- **Ketentuan Tugas**:
Lanjutkan tulisan di bawah tentang perjuangan para pahlawan daerah melawan penjajahan Belanda, mulai tepat setelah kalimat terakhirnya.

Setelah perjuangan panjang para pimpinan kerajaan di daerah atau para pemimpin perjuangan di daerah telah berlangsung ratusan tahun sejak dijajah Belanda bermuara kepada kegagalan. Single fighting, berjuang sendiri, ternyata belum membuahkan hasil, berupa kemerdekaan. 

Bisa kita lihat bagaimana perjuangan para pemimpin di daerah yang kini diangkat dan kita kenang sebagai pahlawan nasional seperti Teuku Umar, Tjut Nya' Dien, Raja Sisingamangaraja XII, Imam Bonjol, Pangeran Diponegoro, Pattimura, dan berderet-deret lagi para pahlawan kita di daerah yang berjuang merebut kemerdekaan dan melepaskan diri dari penjajahan harus gugur dengan pengorbanan harta, bahkan nyawa, namun kemerdekaan belum kunjung tiba.

- **Data Tersedia**:
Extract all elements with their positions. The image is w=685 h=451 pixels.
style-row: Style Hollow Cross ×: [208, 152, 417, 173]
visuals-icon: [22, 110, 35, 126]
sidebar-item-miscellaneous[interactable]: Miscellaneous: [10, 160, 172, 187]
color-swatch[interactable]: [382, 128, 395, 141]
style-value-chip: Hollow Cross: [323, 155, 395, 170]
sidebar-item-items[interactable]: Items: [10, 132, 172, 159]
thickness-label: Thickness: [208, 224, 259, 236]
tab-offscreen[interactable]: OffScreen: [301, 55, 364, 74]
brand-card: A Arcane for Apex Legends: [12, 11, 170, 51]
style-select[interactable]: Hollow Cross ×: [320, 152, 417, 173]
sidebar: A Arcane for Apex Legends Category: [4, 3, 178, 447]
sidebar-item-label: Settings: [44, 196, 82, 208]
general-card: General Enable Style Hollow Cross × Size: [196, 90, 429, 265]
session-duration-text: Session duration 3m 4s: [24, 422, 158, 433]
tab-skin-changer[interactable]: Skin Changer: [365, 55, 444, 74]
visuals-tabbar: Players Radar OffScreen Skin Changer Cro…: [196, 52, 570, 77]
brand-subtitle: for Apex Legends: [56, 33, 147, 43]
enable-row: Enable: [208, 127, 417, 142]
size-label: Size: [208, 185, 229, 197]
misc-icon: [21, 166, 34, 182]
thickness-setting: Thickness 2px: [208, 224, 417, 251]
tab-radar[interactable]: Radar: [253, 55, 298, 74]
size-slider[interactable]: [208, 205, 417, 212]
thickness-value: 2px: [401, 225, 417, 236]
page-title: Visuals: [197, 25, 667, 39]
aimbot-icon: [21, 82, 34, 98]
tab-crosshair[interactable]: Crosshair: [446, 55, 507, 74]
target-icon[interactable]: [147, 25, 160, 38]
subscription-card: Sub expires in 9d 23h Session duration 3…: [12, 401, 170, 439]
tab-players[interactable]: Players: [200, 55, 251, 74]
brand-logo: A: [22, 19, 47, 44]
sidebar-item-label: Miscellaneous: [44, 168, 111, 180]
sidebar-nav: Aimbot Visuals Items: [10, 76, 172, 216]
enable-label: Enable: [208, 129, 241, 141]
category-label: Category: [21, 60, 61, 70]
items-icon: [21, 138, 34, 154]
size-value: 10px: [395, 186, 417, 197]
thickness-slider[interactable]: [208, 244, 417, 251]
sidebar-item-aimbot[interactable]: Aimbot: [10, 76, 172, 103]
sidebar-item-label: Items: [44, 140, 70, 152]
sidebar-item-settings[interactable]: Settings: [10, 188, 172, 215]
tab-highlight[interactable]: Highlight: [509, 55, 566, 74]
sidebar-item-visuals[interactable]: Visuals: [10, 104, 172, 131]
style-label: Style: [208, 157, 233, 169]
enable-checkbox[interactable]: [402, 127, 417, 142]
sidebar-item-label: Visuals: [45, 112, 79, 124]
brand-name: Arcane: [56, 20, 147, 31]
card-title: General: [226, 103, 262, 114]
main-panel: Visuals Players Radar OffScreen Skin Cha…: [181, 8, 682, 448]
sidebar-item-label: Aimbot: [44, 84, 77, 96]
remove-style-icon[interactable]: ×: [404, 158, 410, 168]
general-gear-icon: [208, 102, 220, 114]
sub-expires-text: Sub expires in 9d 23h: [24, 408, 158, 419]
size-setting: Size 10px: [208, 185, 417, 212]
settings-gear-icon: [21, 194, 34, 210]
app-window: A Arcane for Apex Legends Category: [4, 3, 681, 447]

- **Hasil Akhir**:
Para pemuda kita yang mengikuti pendidikan di STOVIA dan sebagian lagi ada yang dikirim sekolah ke Belanda mempunyai kesadaran baru. Perjuangan daerah secara sendiri-sendiri telah banyak korban, namun belum membawa  hasil. 

Penjajahan masih terus berlangsung. Eksploitasi hasil bumi ke Belanda berjalan terus. Para penjilat terus berkuasa menindas dan menghisap rakyat. Pembayaran pajak yang tinggi dan berbagai penderitaan masyarakat seakan tak berkesudahan.

Kesadaran para pemuda kaum terdidik ini membangun sebuah paradigma baru, persatuan. Sudahi perbedaan dan bangunlah persatuan. Bersatu kita teguh, bercerai kita runtuh. Gerakan pemikiran dan tindakan membangun persatuan itu berjalan, namun tidak bisa berlangsung cepat.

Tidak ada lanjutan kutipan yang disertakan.